STATED TASK → Set down, in full, every record in the block.

*** DATASET

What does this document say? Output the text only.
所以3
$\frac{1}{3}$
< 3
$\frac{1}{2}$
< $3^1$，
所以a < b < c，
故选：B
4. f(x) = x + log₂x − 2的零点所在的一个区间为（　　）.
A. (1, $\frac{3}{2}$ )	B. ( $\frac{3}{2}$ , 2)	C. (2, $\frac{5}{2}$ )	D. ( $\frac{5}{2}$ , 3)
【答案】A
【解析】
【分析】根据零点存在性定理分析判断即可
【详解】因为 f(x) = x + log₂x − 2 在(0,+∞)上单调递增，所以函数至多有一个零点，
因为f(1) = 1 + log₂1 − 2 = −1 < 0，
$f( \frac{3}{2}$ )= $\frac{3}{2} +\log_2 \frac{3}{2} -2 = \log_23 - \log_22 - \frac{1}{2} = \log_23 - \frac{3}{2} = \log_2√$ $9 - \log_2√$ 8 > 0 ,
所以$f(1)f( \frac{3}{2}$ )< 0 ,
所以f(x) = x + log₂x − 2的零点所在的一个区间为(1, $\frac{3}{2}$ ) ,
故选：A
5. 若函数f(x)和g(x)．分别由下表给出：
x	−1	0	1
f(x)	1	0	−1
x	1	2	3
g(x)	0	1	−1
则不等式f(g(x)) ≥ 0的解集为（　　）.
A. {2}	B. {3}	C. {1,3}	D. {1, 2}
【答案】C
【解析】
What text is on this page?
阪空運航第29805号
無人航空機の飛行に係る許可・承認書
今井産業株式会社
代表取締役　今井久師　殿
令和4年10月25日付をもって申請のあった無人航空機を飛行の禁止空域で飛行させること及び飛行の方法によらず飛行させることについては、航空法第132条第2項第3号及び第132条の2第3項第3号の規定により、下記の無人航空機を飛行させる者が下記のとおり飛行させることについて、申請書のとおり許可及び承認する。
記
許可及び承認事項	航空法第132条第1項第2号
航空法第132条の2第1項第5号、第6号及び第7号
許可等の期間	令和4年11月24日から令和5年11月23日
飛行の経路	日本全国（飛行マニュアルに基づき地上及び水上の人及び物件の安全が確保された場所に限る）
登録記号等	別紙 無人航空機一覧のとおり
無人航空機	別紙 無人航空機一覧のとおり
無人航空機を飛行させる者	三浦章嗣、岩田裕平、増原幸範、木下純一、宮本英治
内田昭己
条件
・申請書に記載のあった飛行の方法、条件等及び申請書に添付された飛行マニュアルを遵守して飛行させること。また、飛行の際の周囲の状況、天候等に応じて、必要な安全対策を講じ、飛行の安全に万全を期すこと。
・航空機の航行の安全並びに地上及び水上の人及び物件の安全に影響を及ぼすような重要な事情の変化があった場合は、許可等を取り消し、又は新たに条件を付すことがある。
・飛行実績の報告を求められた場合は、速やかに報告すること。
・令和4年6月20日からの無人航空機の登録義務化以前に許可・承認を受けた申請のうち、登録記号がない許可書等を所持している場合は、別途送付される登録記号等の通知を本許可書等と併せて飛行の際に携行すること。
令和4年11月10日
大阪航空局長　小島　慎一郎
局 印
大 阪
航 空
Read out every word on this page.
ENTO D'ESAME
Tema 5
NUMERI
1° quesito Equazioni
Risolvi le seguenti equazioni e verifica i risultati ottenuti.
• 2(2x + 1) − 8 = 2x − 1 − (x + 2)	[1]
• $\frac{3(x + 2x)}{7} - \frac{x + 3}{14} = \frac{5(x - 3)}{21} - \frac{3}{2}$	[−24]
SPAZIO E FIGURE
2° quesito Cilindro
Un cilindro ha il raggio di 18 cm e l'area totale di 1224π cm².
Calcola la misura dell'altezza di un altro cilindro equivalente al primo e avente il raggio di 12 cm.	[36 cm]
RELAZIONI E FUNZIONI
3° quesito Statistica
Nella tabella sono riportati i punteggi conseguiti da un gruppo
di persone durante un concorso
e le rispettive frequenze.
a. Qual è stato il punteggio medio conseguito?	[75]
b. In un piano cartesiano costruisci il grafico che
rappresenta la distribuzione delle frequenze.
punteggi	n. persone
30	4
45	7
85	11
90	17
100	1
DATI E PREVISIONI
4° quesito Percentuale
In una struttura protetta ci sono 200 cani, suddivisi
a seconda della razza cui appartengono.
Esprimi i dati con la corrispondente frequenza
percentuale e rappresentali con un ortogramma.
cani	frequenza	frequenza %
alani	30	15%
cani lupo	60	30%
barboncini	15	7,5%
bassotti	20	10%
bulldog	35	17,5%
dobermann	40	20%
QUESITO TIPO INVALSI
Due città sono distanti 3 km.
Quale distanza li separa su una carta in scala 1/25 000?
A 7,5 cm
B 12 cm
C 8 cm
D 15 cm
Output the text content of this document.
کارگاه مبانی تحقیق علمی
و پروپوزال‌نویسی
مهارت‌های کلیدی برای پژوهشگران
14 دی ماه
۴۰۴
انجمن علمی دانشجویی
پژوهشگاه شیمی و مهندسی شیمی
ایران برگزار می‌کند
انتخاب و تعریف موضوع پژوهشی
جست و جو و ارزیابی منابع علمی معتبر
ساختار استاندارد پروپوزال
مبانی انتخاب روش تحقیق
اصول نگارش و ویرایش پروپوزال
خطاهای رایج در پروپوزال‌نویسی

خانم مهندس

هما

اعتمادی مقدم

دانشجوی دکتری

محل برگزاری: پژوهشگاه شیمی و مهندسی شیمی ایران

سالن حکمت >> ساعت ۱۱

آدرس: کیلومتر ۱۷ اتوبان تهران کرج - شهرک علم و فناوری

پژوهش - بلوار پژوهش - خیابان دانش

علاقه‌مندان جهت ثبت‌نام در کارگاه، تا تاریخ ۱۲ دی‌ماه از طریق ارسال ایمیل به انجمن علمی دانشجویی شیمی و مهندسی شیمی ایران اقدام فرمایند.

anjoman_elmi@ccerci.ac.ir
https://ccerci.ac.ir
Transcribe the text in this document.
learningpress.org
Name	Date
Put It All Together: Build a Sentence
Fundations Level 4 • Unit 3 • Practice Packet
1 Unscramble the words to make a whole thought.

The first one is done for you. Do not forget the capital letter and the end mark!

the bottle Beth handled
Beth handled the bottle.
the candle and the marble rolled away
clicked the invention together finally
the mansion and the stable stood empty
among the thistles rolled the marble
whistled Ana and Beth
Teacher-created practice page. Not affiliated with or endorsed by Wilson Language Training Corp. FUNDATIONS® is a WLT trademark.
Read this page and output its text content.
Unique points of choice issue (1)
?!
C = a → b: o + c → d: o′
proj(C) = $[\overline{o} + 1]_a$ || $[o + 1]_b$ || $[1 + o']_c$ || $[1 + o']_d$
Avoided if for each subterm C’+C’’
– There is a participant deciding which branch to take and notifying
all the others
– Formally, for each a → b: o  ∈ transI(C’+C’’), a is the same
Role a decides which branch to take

******

FINISHED EXERCISE →
What does this document say? Output the text only.
所以3
$\frac{1}{3}$
< 3
$\frac{1}{2}$
< $3^1$，
所以a < b < c，
故选：B
4. f(x) = x + log₂x − 2的零点所在的一个区间为（　　）.
A. (1, $\frac{3}{2}$ )	B. ( $\frac{3}{2}$ , 2)	C. (2, $\frac{5}{2}$ )	D. ( $\frac{5}{2}$ , 3)
【答案】A
【解析】
【分析】根据零点存在性定理分析判断即可
【详解】因为 f(x) = x + log₂x − 2 在(0,+∞)上单调递增，所以函数至多有一个零点，
因为f(1) = 1 + log₂1 − 2 = −1 < 0，
$f( \frac{3}{2}$ )= $\frac{3}{2} +\log_2 \frac{3}{2} -2 = \log_23 - \log_22 - \frac{1}{2} = \log_23 - \frac{3}{2} = \log_2√$ $9 - \log_2√$ 8 > 0 ,
所以$f(1)f( \frac{3}{2}$ )< 0 ,
所以f(x) = x + log₂x − 2的零点所在的一个区间为(1, $\frac{3}{2}$ ) ,
故选：A
5. 若函数f(x)和g(x)．分别由下表给出：
x	−1	0	1
f(x)	1	0	−1
x	1	2	3
g(x)	0	1	−1
则不等式f(g(x)) ≥ 0的解集为（　　）.
A. {2}	B. {3}	C. {1,3}	D. {1, 2}
【答案】C
【解析】
What text is on this page?
阪空運航第29805号
無人航空機の飛行に係る許可・承認書
今井産業株式会社
代表取締役　今井久師　殿
令和4年10月25日付をもって申請のあった無人航空機を飛行の禁止空域で飛行させること及び飛行の方法によらず飛行させることについては、航空法第132条第2項第3号及び第132条の2第3項第3号の規定により、下記の無人航空機を飛行させる者が下記のとおり飛行させることについて、申請書のとおり許可及び承認する。
記
許可及び承認事項	航空法第132条第1項第2号
航空法第132条の2第1項第5号、第6号及び第7号
許可等の期間	令和4年11月24日から令和5年11月23日
飛行の経路	日本全国（飛行マニュアルに基づき地上及び水上の人及び物件の安全が確保された場所に限る）
登録記号等	別紙 無人航空機一覧のとおり
無人航空機	別紙 無人航空機一覧のとおり
無人航空機を飛行させる者	三浦章嗣、岩田裕平、増原幸範、木下純一、宮本英治
内田昭己
条件
・申請書に記載のあった飛行の方法、条件等及び申請書に添付された飛行マニュアルを遵守して飛行させること。また、飛行の際の周囲の状況、天候等に応じて、必要な安全対策を講じ、飛行の安全に万全を期すこと。
・航空機の航行の安全並びに地上及び水上の人及び物件の安全に影響を及ぼすような重要な事情の変化があった場合は、許可等を取り消し、又は新たに条件を付すことがある。
・飛行実績の報告を求められた場合は、速やかに報告すること。
・令和4年6月20日からの無人航空機の登録義務化以前に許可・承認を受けた申請のうち、登録記号がない許可書等を所持している場合は、別途送付される登録記号等の通知を本許可書等と併せて飛行の際に携行すること。
令和4年11月10日
大阪航空局長　小島　慎一郎
局 印
大 阪
航 空
Read out every word on this page.
ENTO D'ESAME
Tema 5
NUMERI
1° quesito Equazioni
Risolvi le seguenti equazioni e verifica i risultati ottenuti.
• 2(2x + 1) − 8 = 2x − 1 − (x + 2)	[1]
• $\frac{3(x + 2x)}{7} - \frac{x + 3}{14} = \frac{5(x - 3)}{21} - \frac{3}{2}$	[−24]
SPAZIO E FIGURE
2° quesito Cilindro
Un cilindro ha il raggio di 18 cm e l'area totale di 1224π cm².
Calcola la misura dell'altezza di un altro cilindro equivalente al primo e avente il raggio di 12 cm.	[36 cm]
RELAZIONI E FUNZIONI
3° quesito Statistica
Nella tabella sono riportati i punteggi conseguiti da un gruppo
di persone durante un concorso
e le rispettive frequenze.
a. Qual è stato il punteggio medio conseguito?	[75]
b. In un piano cartesiano costruisci il grafico che
rappresenta la distribuzione delle frequenze.
punteggi	n. persone
30	4
45	7
85	11
90	17
100	1
DATI E PREVISIONI
4° quesito Percentuale
In una struttura protetta ci sono 200 cani, suddivisi
a seconda della razza cui appartengono.
Esprimi i dati con la corrispondente frequenza
percentuale e rappresentali con un ortogramma.
cani	frequenza	frequenza %
alani	30	15%
cani lupo	60	30%
barboncini	15	7,5%
bassotti	20	10%
bulldog	35	17,5%
dobermann	40	20%
QUESITO TIPO INVALSI
Due città sono distanti 3 km.
Quale distanza li separa su una carta in scala 1/25 000?
A 7,5 cm
B 12 cm
C 8 cm
D 15 cm
Output the text content of this document.
کارگاه مبانی تحقیق علمی
و پروپوزال‌نویسی
مهارت‌های کلیدی برای پژوهشگران
14 دی ماه
۴۰۴
انجمن علمی دانشجویی
پژوهشگاه شیمی و مهندسی شیمی
ایران برگزار می‌کند
انتخاب و تعریف موضوع پژوهشی
جست و جو و ارزیابی منابع علمی معتبر
ساختار استاندارد پروپوزال
مبانی انتخاب روش تحقیق
اصول نگارش و ویرایش پروپوزال
خطاهای رایج در پروپوزال‌نویسی

خانم مهندس

هما

اعتمادی مقدم

دانشجوی دکتری

محل برگزاری: پژوهشگاه شیمی و مهندسی شیمی ایران

سالن حکمت >> ساعت ۱۱

آدرس: کیلومتر ۱۷ اتوبان تهران کرج - شهرک علم و فناوری

پژوهش - بلوار پژوهش - خیابان دانش

علاقه‌مندان جهت ثبت‌نام در کارگاه، تا تاریخ ۱۲ دی‌ماه از طریق ارسال ایمیل به انجمن علمی دانشجویی شیمی و مهندسی شیمی ایران اقدام فرمایند.

anjoman_elmi@ccerci.ac.ir
https://ccerci.ac.ir
Transcribe the text in this document.
learningpress.org
Name	Date
Put It All Together: Build a Sentence
Fundations Level 4 • Unit 3 • Practice Packet
1 Unscramble the words to make a whole thought.

The first one is done for you. Do not forget the capital letter and the end mark!

the bottle Beth handled
Beth handled the bottle.
the candle and the marble rolled away
clicked the invention together finally
the mansion and the stable stood empty
among the thistles rolled the marble
whistled Ana and Beth
Teacher-created practice page. Not affiliated with or endorsed by Wilson Language Training Corp. FUNDATIONS® is a WLT trademark.
Read this page and output its text content.
Unique points of choice issue (1)
?!
C = a → b: o + c → d: o′
proj(C) = $[\overline{o} + 1]_a$ || $[o + 1]_b$ || $[1 + o']_c$ || $[1 + o']_d$
Avoided if for each subterm C’+C’’
– There is a participant deciding which branch to take and notifying
all the others
– Formally, for each a → b: o  ∈ transI(C’+C’’), a is the same
Role a decides which branch to take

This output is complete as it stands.